*PROBLEM REQUIREMENTS:*
Extract the final stretch of the data: the line that contains "Enumerate this screenshot's" and every line after it, unaltered, and no other lines.

*RECORDS FOR THE TASK:*
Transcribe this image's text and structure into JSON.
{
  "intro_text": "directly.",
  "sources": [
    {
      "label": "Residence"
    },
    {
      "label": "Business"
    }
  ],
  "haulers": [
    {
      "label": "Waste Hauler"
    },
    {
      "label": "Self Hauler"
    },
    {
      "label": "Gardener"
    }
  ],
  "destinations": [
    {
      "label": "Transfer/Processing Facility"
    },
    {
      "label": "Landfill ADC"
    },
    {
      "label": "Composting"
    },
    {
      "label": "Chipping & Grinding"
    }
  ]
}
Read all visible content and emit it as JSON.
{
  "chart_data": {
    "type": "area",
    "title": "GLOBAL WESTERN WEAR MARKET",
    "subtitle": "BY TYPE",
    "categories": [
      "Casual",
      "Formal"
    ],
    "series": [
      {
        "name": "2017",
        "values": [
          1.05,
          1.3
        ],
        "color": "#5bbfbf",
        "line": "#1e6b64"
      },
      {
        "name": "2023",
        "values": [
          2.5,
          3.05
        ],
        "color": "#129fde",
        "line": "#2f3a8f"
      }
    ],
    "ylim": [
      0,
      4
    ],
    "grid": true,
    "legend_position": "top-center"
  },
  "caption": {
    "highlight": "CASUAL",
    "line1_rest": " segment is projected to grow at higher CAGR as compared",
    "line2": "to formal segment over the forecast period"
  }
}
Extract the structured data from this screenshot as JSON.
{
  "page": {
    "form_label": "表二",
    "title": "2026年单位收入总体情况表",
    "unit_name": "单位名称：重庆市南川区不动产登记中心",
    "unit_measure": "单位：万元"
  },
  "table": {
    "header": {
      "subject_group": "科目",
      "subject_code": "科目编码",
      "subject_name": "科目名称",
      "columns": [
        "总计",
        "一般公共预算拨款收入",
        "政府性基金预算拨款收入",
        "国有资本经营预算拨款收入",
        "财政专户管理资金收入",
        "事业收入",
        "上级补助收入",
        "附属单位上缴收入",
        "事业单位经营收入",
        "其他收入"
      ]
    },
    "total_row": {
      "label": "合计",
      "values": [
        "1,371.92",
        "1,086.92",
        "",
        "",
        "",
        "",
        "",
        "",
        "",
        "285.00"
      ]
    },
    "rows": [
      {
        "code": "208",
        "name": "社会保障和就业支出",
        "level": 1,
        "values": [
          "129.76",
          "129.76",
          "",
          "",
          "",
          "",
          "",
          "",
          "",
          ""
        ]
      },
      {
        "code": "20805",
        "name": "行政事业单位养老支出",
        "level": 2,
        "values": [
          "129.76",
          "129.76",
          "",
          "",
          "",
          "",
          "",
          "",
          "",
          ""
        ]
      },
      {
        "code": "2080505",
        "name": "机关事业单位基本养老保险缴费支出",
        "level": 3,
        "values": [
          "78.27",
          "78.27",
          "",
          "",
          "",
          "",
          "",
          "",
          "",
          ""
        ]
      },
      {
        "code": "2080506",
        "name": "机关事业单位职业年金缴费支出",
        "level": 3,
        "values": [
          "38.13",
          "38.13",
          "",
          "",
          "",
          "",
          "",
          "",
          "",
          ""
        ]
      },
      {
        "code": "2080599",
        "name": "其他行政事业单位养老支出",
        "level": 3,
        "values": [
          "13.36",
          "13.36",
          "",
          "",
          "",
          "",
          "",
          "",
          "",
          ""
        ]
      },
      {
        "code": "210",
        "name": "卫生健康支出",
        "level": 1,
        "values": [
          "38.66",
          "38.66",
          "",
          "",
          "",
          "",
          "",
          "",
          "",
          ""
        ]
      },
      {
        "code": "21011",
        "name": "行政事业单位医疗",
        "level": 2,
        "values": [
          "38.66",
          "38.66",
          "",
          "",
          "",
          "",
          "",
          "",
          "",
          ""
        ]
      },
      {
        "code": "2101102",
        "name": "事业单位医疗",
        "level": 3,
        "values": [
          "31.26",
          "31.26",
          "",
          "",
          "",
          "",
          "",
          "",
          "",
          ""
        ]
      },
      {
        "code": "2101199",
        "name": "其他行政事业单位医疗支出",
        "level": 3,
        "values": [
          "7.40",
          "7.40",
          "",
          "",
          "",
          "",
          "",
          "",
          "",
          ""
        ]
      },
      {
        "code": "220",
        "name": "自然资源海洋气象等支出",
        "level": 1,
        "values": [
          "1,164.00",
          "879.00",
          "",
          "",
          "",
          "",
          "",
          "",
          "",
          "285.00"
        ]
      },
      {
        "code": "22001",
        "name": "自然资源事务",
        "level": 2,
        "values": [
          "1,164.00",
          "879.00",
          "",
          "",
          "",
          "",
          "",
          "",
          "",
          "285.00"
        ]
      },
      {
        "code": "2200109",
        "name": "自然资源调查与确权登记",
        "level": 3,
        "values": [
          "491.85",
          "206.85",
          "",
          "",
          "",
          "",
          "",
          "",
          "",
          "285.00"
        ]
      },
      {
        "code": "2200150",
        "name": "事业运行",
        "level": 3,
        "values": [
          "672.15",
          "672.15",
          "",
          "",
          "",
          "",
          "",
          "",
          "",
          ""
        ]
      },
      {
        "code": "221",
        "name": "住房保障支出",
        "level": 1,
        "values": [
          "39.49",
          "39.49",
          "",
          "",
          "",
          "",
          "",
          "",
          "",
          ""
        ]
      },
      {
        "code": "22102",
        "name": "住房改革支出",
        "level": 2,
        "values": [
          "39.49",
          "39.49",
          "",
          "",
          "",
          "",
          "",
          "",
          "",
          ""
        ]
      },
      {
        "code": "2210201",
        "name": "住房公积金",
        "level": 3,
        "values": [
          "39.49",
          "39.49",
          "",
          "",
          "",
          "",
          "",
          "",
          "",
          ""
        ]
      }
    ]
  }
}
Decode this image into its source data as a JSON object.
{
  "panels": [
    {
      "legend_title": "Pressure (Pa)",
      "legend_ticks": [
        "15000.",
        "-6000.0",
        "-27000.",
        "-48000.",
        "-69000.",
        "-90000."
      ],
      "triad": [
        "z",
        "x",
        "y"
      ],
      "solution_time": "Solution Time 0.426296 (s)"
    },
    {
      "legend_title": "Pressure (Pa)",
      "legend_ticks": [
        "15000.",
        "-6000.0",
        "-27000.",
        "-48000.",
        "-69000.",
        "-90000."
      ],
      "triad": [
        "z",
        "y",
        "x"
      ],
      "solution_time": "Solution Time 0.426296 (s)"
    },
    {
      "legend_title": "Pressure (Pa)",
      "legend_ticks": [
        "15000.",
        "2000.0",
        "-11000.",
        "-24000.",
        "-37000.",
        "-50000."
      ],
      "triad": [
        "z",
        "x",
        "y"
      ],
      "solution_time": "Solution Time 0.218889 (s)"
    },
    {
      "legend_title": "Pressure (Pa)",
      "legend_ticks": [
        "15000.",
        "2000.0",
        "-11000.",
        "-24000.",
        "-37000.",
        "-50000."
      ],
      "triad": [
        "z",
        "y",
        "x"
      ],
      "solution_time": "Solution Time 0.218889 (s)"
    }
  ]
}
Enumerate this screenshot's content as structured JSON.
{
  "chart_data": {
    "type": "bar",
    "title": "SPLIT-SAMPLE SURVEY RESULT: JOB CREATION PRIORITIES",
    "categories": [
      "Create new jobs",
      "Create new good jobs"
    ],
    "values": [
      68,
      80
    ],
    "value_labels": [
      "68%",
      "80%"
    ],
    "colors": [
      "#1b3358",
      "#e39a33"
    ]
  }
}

*COMPLETED EXERCISE:*
Enumerate this screenshot's content as structured JSON.
{
  "chart_data": {
    "type": "bar",
    "title": "SPLIT-SAMPLE SURVEY RESULT: JOB CREATION PRIORITIES",
    "categories": [
      "Create new jobs",
      "Create new good jobs"
    ],
    "values": [
      68,
      80
    ],
    "value_labels": [
      "68%",
      "80%"
    ],
    "colors": [
      "#1b3358",
      "#e39a33"
    ]
  }
}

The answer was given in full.